**Exercise description**
Search the material below for the word "website" and copy every line in which it occurs.

══ Records shown ══

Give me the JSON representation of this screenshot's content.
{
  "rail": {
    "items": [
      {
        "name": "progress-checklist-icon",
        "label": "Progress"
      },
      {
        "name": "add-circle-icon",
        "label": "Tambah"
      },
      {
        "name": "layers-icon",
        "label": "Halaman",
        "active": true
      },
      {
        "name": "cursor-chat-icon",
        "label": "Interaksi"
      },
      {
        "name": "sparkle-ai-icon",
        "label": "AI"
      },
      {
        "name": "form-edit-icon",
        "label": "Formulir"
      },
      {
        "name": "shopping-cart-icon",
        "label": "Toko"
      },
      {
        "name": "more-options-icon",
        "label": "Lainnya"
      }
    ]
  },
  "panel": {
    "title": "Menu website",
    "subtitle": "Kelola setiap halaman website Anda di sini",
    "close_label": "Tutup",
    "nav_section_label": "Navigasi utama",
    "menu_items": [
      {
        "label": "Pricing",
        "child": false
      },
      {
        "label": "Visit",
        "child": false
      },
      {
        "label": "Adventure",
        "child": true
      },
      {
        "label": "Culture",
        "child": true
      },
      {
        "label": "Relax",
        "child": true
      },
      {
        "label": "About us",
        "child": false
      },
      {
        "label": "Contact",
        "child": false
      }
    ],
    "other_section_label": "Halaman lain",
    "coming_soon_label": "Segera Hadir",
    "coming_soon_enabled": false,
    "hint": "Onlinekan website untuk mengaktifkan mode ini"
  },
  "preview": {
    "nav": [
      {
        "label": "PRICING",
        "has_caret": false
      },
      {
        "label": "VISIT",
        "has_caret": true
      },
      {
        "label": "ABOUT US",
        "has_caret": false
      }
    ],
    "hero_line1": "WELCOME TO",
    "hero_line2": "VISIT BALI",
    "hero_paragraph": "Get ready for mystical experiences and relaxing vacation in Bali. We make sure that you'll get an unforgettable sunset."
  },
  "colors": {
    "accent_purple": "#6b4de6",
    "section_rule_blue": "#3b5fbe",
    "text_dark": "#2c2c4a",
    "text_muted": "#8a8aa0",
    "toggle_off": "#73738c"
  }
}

═══

**The output**
    "title": "Menu website",
    "subtitle": "Kelola setiap halaman website Anda di sini",
    "hint": "Onlinekan website untuk mengaktifkan mode ini"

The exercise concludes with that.